# BRIEF 1:
Quote the stretch of the wearable networks abstract from "Keywords: Photonic displays, smart" through "signaling, proximity, artifactics.".

# TEXT SHOWN:
------------------------

Soft Computation In The Public Sphere: Enhancing Social Dynamics With Wearable Networks

Abstract. The use of clothing as a vehicle for communication is as old as the garment itself. Over the last few centuries the signaling function of dress has declined into the symbolic and anonymous. Increasing privatization of society, has led to nearly half of its population suffering from debilitating loneliness. Positioned within Positive Computing, this paper examines the possibilities of non screen-based digital personal artifacts, in the form of Soft User Interfaces, to enhance social dynamics. This paper provides a case study on the use of non-verbal signaling as the foundation for soft computation deployed in the public sphere. The proposed technology is aimed at strengthening social capital, by freeing up situated user attention and facilitate the formation of wearable networks upon establishment of mutual sympathy during chance encounters in public space.

Keywords: Photonic displays, smart fashion, embedded electronics, wearable networks, interactive technology, Soft User Interface, physical computing, soft computation, social dynamics, public sphere, positive computing, non-verbal signaling, proximity, artifactics.

------------------------

# BRIEF 2:
Print the records from their first line through the line containing "cell-seq: 8 <box>20 461 81 534</box>", with both ends included.

[Element location data]
------------------------

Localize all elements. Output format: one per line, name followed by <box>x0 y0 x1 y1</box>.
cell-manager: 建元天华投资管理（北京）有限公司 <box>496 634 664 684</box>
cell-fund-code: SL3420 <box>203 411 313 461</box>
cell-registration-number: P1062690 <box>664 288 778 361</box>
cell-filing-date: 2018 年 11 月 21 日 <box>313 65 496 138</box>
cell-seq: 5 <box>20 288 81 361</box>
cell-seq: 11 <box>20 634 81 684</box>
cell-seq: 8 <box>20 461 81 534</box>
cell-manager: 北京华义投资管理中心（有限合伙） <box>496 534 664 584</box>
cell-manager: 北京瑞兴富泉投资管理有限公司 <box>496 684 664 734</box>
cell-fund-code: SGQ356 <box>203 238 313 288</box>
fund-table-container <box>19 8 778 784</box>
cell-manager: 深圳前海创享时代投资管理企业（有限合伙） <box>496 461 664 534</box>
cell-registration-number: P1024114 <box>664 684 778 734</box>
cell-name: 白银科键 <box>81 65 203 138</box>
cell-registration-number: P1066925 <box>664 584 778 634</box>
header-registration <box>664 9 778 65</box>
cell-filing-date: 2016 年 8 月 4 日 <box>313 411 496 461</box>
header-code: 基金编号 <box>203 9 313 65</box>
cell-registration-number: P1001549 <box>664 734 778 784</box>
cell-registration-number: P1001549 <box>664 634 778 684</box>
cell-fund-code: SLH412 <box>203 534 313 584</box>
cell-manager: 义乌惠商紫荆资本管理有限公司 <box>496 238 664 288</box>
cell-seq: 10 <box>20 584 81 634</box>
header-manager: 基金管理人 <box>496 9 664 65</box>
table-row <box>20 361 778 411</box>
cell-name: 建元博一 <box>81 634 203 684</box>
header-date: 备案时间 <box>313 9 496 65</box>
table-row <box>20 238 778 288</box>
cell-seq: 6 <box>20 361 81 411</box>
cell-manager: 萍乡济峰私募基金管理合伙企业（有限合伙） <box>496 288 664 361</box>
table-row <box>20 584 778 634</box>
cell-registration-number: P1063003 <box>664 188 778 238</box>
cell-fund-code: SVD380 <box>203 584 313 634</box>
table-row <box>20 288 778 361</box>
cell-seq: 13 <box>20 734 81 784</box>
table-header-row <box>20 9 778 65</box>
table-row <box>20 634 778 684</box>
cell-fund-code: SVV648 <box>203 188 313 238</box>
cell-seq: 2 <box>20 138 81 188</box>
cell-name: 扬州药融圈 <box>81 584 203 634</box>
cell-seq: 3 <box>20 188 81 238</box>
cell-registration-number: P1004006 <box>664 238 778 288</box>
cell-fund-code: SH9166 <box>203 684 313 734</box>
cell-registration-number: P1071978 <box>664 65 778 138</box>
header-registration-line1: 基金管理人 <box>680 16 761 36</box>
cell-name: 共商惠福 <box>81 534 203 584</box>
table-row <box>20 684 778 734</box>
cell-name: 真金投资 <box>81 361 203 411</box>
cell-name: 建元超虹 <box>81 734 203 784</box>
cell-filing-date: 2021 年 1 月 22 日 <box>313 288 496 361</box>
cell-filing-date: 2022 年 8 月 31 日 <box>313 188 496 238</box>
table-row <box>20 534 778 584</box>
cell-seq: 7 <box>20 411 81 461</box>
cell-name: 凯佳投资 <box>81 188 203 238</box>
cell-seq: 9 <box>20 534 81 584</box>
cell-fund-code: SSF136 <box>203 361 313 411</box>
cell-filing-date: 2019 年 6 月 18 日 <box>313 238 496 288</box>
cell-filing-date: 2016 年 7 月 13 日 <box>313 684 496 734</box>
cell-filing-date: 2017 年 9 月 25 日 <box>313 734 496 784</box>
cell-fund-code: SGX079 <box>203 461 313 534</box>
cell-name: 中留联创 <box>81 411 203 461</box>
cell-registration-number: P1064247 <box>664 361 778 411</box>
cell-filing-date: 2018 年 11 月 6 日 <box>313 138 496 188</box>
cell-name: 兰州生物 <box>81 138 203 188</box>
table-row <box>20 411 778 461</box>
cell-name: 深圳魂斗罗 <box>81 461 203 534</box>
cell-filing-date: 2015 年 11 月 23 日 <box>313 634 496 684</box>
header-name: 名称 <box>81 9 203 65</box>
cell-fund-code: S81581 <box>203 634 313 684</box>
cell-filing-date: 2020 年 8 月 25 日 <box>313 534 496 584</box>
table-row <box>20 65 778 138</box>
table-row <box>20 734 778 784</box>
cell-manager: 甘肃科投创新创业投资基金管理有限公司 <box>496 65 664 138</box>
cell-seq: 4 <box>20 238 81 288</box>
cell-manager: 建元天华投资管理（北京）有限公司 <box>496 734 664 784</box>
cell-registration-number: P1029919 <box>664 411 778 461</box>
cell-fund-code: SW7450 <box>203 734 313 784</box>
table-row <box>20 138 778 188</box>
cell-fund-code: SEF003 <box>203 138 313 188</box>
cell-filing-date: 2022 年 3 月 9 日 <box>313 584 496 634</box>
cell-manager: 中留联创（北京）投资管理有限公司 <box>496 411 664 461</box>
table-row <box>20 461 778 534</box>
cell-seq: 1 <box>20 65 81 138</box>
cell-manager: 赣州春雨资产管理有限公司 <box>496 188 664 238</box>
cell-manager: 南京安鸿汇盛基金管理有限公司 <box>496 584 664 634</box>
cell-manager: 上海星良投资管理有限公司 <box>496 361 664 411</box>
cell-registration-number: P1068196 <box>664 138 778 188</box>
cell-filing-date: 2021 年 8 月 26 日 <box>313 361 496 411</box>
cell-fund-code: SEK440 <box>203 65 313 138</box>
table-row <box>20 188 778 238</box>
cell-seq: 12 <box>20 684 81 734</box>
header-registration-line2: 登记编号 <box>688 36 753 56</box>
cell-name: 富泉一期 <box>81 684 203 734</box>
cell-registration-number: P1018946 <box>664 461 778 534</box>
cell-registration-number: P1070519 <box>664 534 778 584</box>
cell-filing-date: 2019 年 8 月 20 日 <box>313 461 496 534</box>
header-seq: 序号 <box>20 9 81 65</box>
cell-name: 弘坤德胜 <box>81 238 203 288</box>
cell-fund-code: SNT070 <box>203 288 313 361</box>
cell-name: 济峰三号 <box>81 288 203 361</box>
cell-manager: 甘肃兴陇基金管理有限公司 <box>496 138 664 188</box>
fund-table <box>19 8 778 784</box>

------------------------

# RIGHT ANSWER 1:
Keywords: Photonic displays, smart fashion, embedded electronics, wearable networks, interactive technology, Soft User Interface, physical computing, soft computation, social dynamics, public sphere, positive computing, non-verbal signaling, proximity, artifactics.

# RIGHT ANSWER 2:
Localize all elements. Output format: one per line, name followed by <box>x0 y0 x1 y1</box>.
cell-manager: 建元天华投资管理（北京）有限公司 <box>496 634 664 684</box>
cell-fund-code: SL3420 <box>203 411 313 461</box>
cell-registration-number: P1062690 <box>664 288 778 361</box>
cell-filing-date: 2018 年 11 月 21 日 <box>313 65 496 138</box>
cell-seq: 5 <box>20 288 81 361</box>
cell-seq: 11 <box>20 634 81 684</box>
cell-seq: 8 <box>20 461 81 534</box>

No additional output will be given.